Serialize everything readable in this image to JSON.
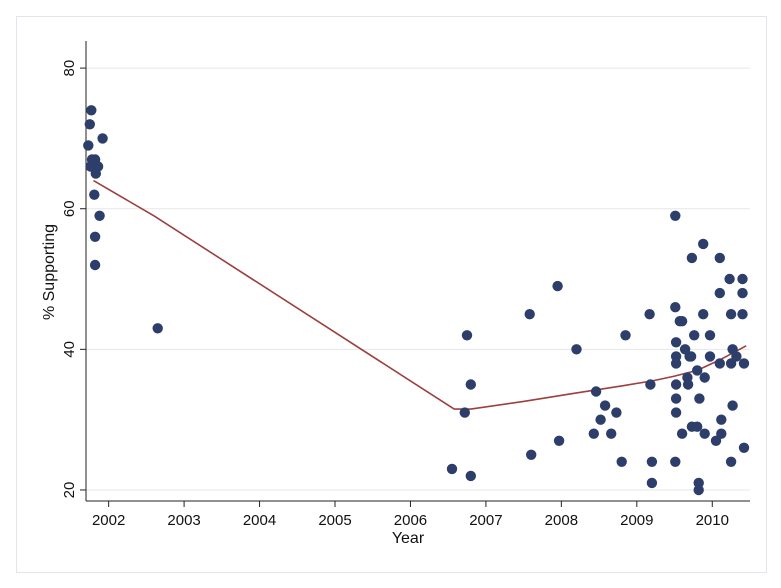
{
  "chart_data": {
    "type": "scatter",
    "title": "",
    "xlabel": "Year",
    "ylabel": "% Supporting",
    "xlim": [
      2001.7,
      2010.5
    ],
    "ylim": [
      19,
      83
    ],
    "x_ticks": [
      2002,
      2003,
      2004,
      2005,
      2006,
      2007,
      2008,
      2009,
      2010
    ],
    "y_ticks": [
      20,
      40,
      60,
      80
    ],
    "grid": "horizontal",
    "legend": "none",
    "colors": {
      "points": "#2e3e6a",
      "fit_line": "#9c3f3f",
      "grid": "#e7e7e7",
      "axis": "#222222"
    },
    "series": [
      {
        "kind": "points",
        "points": [
          [
            2001.77,
            74
          ],
          [
            2001.75,
            72
          ],
          [
            2001.73,
            69
          ],
          [
            2001.92,
            70
          ],
          [
            2001.78,
            67
          ],
          [
            2001.82,
            67
          ],
          [
            2001.76,
            66
          ],
          [
            2001.8,
            66
          ],
          [
            2001.86,
            66
          ],
          [
            2001.83,
            65
          ],
          [
            2001.81,
            62
          ],
          [
            2001.88,
            59
          ],
          [
            2001.82,
            56
          ],
          [
            2001.82,
            52
          ],
          [
            2002.65,
            43
          ],
          [
            2006.55,
            23
          ],
          [
            2006.72,
            31
          ],
          [
            2006.75,
            42
          ],
          [
            2006.8,
            35
          ],
          [
            2006.8,
            22
          ],
          [
            2007.58,
            45
          ],
          [
            2007.6,
            25
          ],
          [
            2007.95,
            49
          ],
          [
            2007.97,
            27
          ],
          [
            2008.2,
            40
          ],
          [
            2008.43,
            28
          ],
          [
            2008.46,
            34
          ],
          [
            2008.52,
            30
          ],
          [
            2008.58,
            32
          ],
          [
            2008.66,
            28
          ],
          [
            2008.73,
            31
          ],
          [
            2008.8,
            24
          ],
          [
            2008.85,
            42
          ],
          [
            2009.17,
            45
          ],
          [
            2009.18,
            35
          ],
          [
            2009.2,
            24
          ],
          [
            2009.2,
            21
          ],
          [
            2009.51,
            59
          ],
          [
            2009.51,
            46
          ],
          [
            2009.52,
            41
          ],
          [
            2009.52,
            39
          ],
          [
            2009.52,
            38
          ],
          [
            2009.52,
            35
          ],
          [
            2009.52,
            33
          ],
          [
            2009.52,
            31
          ],
          [
            2009.51,
            24
          ],
          [
            2009.57,
            44
          ],
          [
            2009.6,
            44
          ],
          [
            2009.6,
            28
          ],
          [
            2009.64,
            40
          ],
          [
            2009.67,
            36
          ],
          [
            2009.68,
            35
          ],
          [
            2009.7,
            39
          ],
          [
            2009.72,
            39
          ],
          [
            2009.73,
            53
          ],
          [
            2009.73,
            29
          ],
          [
            2009.76,
            42
          ],
          [
            2009.8,
            37
          ],
          [
            2009.83,
            33
          ],
          [
            2009.8,
            29
          ],
          [
            2009.82,
            21
          ],
          [
            2009.82,
            20
          ],
          [
            2009.88,
            55
          ],
          [
            2009.88,
            45
          ],
          [
            2009.9,
            36
          ],
          [
            2009.9,
            28
          ],
          [
            2009.97,
            42
          ],
          [
            2009.97,
            39
          ],
          [
            2010.05,
            27
          ],
          [
            2010.1,
            53
          ],
          [
            2010.1,
            48
          ],
          [
            2010.1,
            38
          ],
          [
            2010.12,
            30
          ],
          [
            2010.12,
            28
          ],
          [
            2010.23,
            50
          ],
          [
            2010.25,
            45
          ],
          [
            2010.25,
            38
          ],
          [
            2010.27,
            40
          ],
          [
            2010.27,
            32
          ],
          [
            2010.25,
            24
          ],
          [
            2010.32,
            39
          ],
          [
            2010.4,
            50
          ],
          [
            2010.4,
            48
          ],
          [
            2010.4,
            45
          ],
          [
            2010.42,
            38
          ],
          [
            2010.42,
            26
          ]
        ]
      },
      {
        "kind": "line",
        "points": [
          [
            2001.8,
            64
          ],
          [
            2002.6,
            59
          ],
          [
            2006.58,
            31.5
          ],
          [
            2006.8,
            31.5
          ],
          [
            2007.5,
            32.6
          ],
          [
            2008.2,
            33.8
          ],
          [
            2008.8,
            34.8
          ],
          [
            2009.2,
            35.5
          ],
          [
            2009.5,
            36.2
          ],
          [
            2009.8,
            37
          ],
          [
            2010.1,
            38.5
          ],
          [
            2010.45,
            40.5
          ]
        ]
      }
    ]
  }
}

◇ ◇ ◇

• [Exercise task]: All of the data needs repeating exactly, but the pictures do not.

• [Answer below]:
Serialize everything readable in this image to JSON.
{
  "chart_data": {
    "type": "scatter",
    "title": "",
    "xlabel": "Year",
    "ylabel": "% Supporting",
    "xlim": [
      2001.7,
      2010.5
    ],
    "ylim": [
      19,
      83
    ],
    "x_ticks": [
      2002,
      2003,
      2004,
      2005,
      2006,
      2007,
      2008,
      2009,
      2010
    ],
    "y_ticks": [
      20,
      40,
      60,
      80
    ],
    "grid": "horizontal",
    "legend": "none",
    "colors": {
      "points": "#2e3e6a",
      "fit_line": "#9c3f3f",
      "grid": "#e7e7e7",
      "axis": "#222222"
    },
    "series": [
      {
        "kind": "points",
        "points": [
          [
            2001.77,
            74
          ],
          [
            2001.75,
            72
          ],
          [
            2001.73,
            69
          ],
          [
            2001.92,
            70
          ],
          [
            2001.78,
            67
          ],
          [
            2001.82,
            67
          ],
          [
            2001.76,
            66
          ],
          [
            2001.8,
            66
          ],
          [
            2001.86,
            66
          ],
          [
            2001.83,
            65
          ],
          [
            2001.81,
            62
          ],
          [
            2001.88,
            59
          ],
          [
            2001.82,
            56
          ],
          [
            2001.82,
            52
          ],
          [
            2002.65,
            43
          ],
          [
            2006.55,
            23
          ],
          [
            2006.72,
            31
          ],
          [
            2006.75,
            42
          ],
          [
            2006.8,
            35
          ],
          [
            2006.8,
            22
          ],
          [
            2007.58,
            45
          ],
          [
            2007.6,
            25
          ],
          [
            2007.95,
            49
          ],
          [
            2007.97,
            27
          ],
          [
            2008.2,
            40
          ],
          [
            2008.43,
            28
          ],
          [
            2008.46,
            34
          ],
          [
            2008.52,
            30
          ],
          [
            2008.58,
            32
          ],
          [
            2008.66,
            28
          ],
          [
            2008.73,
            31
          ],
          [
            2008.8,
            24
          ],
          [
            2008.85,
            42
          ],
          [
            2009.17,
            45
          ],
          [
            2009.18,
            35
          ],
          [
            2009.2,
            24
          ],
          [
            2009.2,
            21
          ],
          [
            2009.51,
            59
          ],
          [
            2009.51,
            46
          ],
          [
            2009.52,
            41
          ],
          [
            2009.52,
            39
          ],
          [
            2009.52,
            38
          ],
          [
            2009.52,
            35
          ],
          [
            2009.52,
            33
          ],
          [
            2009.52,
            31
          ],
          [
            2009.51,
            24
          ],
          [
            2009.57,
            44
          ],
          [
            2009.6,
            44
          ],
          [
            2009.6,
            28
          ],
          [
            2009.64,
            40
          ],
          [
            2009.67,
            36
          ],
          [
            2009.68,
            35
          ],
          [
            2009.7,
            39
          ],
          [
            2009.72,
            39
          ],
          [
            2009.73,
            53
          ],
          [
            2009.73,
            29
          ],
          [
            2009.76,
            42
          ],
          [
            2009.8,
            37
          ],
          [
            2009.83,
            33
          ],
          [
            2009.8,
            29
          ],
          [
            2009.82,
            21
          ],
          [
            2009.82,
            20
          ],
          [
            2009.88,
            55
          ],
          [
            2009.88,
            45
          ],
          [
            2009.9,
            36
          ],
          [
            2009.9,
            28
          ],
          [
            2009.97,
            42
          ],
          [
            2009.97,
            39
          ],
          [
            2010.05,
            27
          ],
          [
            2010.1,
            53
          ],
          [
            2010.1,
            48
          ],
          [
            2010.1,
            38
          ],
          [
            2010.12,
            30
          ],
          [
            2010.12,
            28
          ],
          [
            2010.23,
            50
          ],
          [
            2010.25,
            45
          ],
          [
            2010.25,
            38
          ],
          [
            2010.27,
            40
          ],
          [
            2010.27,
            32
          ],
          [
            2010.25,
            24
          ],
          [
            2010.32,
            39
          ],
          [
            2010.4,
            50
          ],
          [
            2010.4,
            48
          ],
          [
            2010.4,
            45
          ],
          [
            2010.42,
            38
          ],
          [
            2010.42,
            26
          ]
        ]
      },
      {
        "kind": "line",
        "points": [
          [
            2001.8,
            64
          ],
          [
            2002.6,
            59
          ],
          [
            2006.58,
            31.5
          ],
          [
            2006.8,
            31.5
          ],
          [
            2007.5,
            32.6
          ],
          [
            2008.2,
            33.8
          ],
          [
            2008.8,
            34.8
          ],
          [
            2009.2,
            35.5
          ],
          [
            2009.5,
            36.2
          ],
          [
            2009.8,
            37
          ],
          [
            2010.1,
            38.5
          ],
          [
            2010.45,
            40.5
          ]
        ]
      }
    ]
  }
}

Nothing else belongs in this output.